Source data
****************************************
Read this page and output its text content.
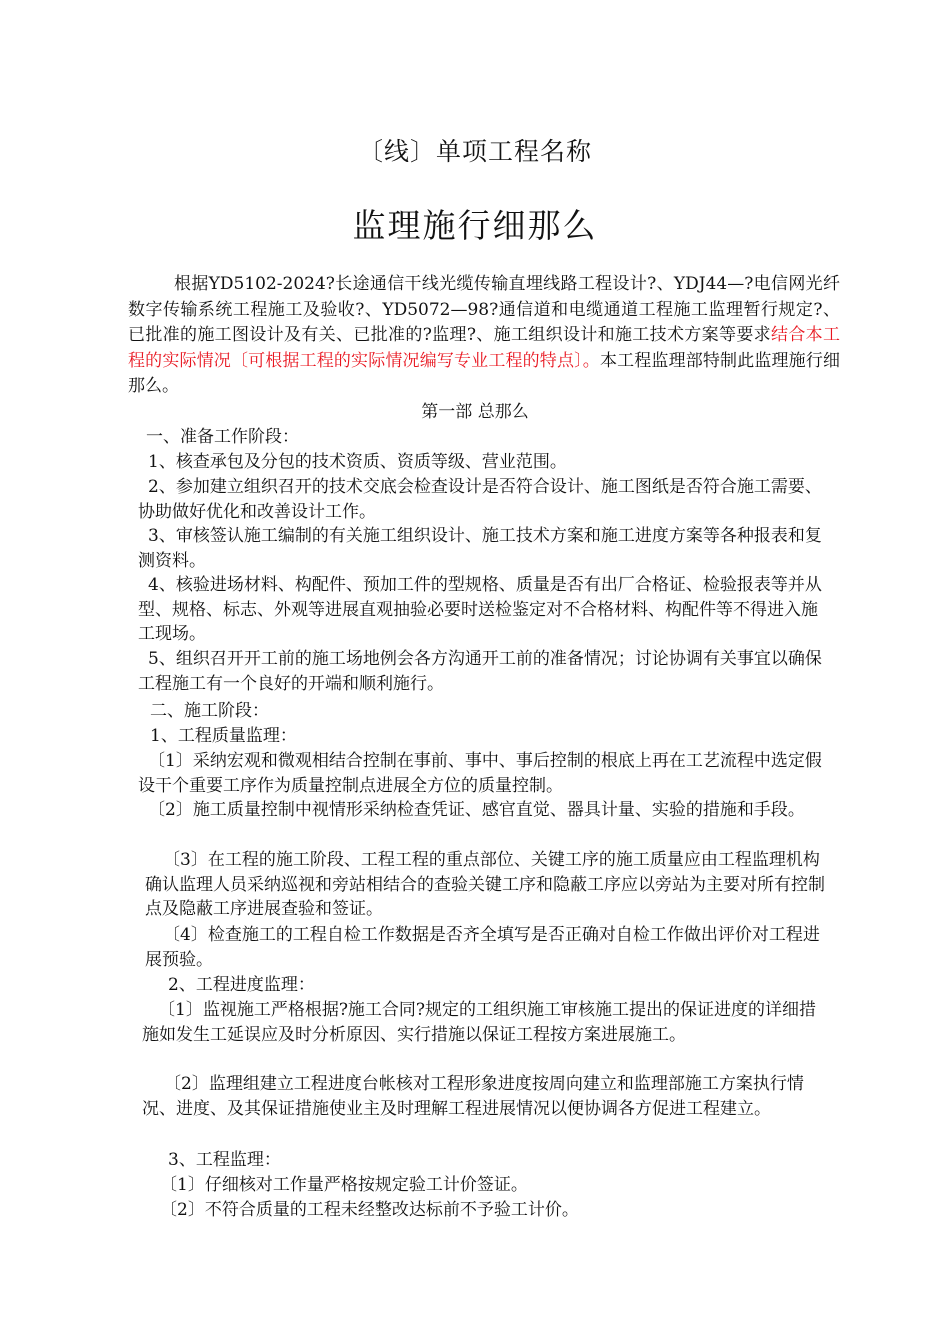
〔线〕单项工程名称
监理施行细那么
根据YD5102-2024?长途通信干线光缆传输直埋线路工程设计?、YDJ44—?电信网光纤数字传输系统工程施工及验收?、YD5072—98?通信道和电缆通道工程施工监理暂行规定?、已批准的施工图设计及有关、已批准的?监理?、施工组织设计和施工技术方案等要求结合本工程的实际情况〔可根据工程的实际情况编写专业工程的特点〕。本工程监理部特制此监理施行细那么。
第一部 总那么

一、准备工作阶段：

1、核查承包及分包的技术资质、资质等级、营业范围。

2、参加建立组织召开的技术交底会检查设计是否符合设计、施工图纸是否符合施工需要、协助做好优化和改善设计工作。

3、审核签认施工编制的有关施工组织设计、施工技术方案和施工进度方案等各种报表和复测资料。

4、核验进场材料、构配件、预加工件的型规格、质量是否有出厂合格证、检验报表等并从型、规格、标志、外观等进展直观抽验必要时送检鉴定对不合格材料、构配件等不得进入施工现场。

5、组织召开开工前的施工场地例会各方沟通开工前的准备情况；讨论协调有关事宜以确保工程施工有一个良好的开端和顺利施行。

二、施工阶段：

1、工程质量监理：

〔1〕采纳宏观和微观相结合控制在事前、事中、事后控制的根底上再在工艺流程中选定假设干个重要工序作为质量控制点进展全方位的质量控制。

〔2〕施工质量控制中视情形采纳检查凭证、感官直觉、器具计量、实验的措施和手段。

〔3〕在工程的施工阶段、工程工程的重点部位、关键工序的施工质量应由工程监理机构确认监理人员采纳巡视和旁站相结合的查验关键工序和隐蔽工序应以旁站为主要对所有控制点及隐蔽工序进展查验和签证。

〔4〕检查施工的工程自检工作数据是否齐全填写是否正确对自检工作做出评价对工程进展预验。

2、工程进度监理：

〔1〕监视施工严格根据?施工合同?规定的工组织施工审核施工提出的保证进度的详细措施如发生工延误应及时分析原因、实行措施以保证工程按方案进展施工。

〔2〕监理组建立工程进度台帐核对工程形象进度按周向建立和监理部施工方案执行情况、进度、及其保证措施使业主及时理解工程进展情况以便协调各方促进工程建立。

3、工程监理：

〔1〕仔细核对工作量严格按规定验工计价签证。

〔2〕不符合质量的工程未经整改达标前不予验工计价。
****************************************
Description of the task:
With the pictures left out, transcribe the material exactly.

Written solution:
Read this page and output its text content.
〔线〕单项工程名称
监理施行细那么
根据YD5102-2024?长途通信干线光缆传输直埋线路工程设计?、YDJ44—?电信网光纤数字传输系统工程施工及验收?、YD5072—98?通信道和电缆通道工程施工监理暂行规定?、已批准的施工图设计及有关、已批准的?监理?、施工组织设计和施工技术方案等要求结合本工程的实际情况〔可根据工程的实际情况编写专业工程的特点〕。本工程监理部特制此监理施行细那么。
第一部 总那么

一、准备工作阶段：

1、核查承包及分包的技术资质、资质等级、营业范围。

2、参加建立组织召开的技术交底会检查设计是否符合设计、施工图纸是否符合施工需要、协助做好优化和改善设计工作。

3、审核签认施工编制的有关施工组织设计、施工技术方案和施工进度方案等各种报表和复测资料。

4、核验进场材料、构配件、预加工件的型规格、质量是否有出厂合格证、检验报表等并从型、规格、标志、外观等进展直观抽验必要时送检鉴定对不合格材料、构配件等不得进入施工现场。

5、组织召开开工前的施工场地例会各方沟通开工前的准备情况；讨论协调有关事宜以确保工程施工有一个良好的开端和顺利施行。

二、施工阶段：

1、工程质量监理：

〔1〕采纳宏观和微观相结合控制在事前、事中、事后控制的根底上再在工艺流程中选定假设干个重要工序作为质量控制点进展全方位的质量控制。

〔2〕施工质量控制中视情形采纳检查凭证、感官直觉、器具计量、实验的措施和手段。

〔3〕在工程的施工阶段、工程工程的重点部位、关键工序的施工质量应由工程监理机构确认监理人员采纳巡视和旁站相结合的查验关键工序和隐蔽工序应以旁站为主要对所有控制点及隐蔽工序进展查验和签证。

〔4〕检查施工的工程自检工作数据是否齐全填写是否正确对自检工作做出评价对工程进展预验。

2、工程进度监理：

〔1〕监视施工严格根据?施工合同?规定的工组织施工审核施工提出的保证进度的详细措施如发生工延误应及时分析原因、实行措施以保证工程按方案进展施工。

〔2〕监理组建立工程进度台帐核对工程形象进度按周向建立和监理部施工方案执行情况、进度、及其保证措施使业主及时理解工程进展情况以便协调各方促进工程建立。

3、工程监理：

〔1〕仔细核对工作量严格按规定验工计价签证。

〔2〕不符合质量的工程未经整改达标前不予验工计价。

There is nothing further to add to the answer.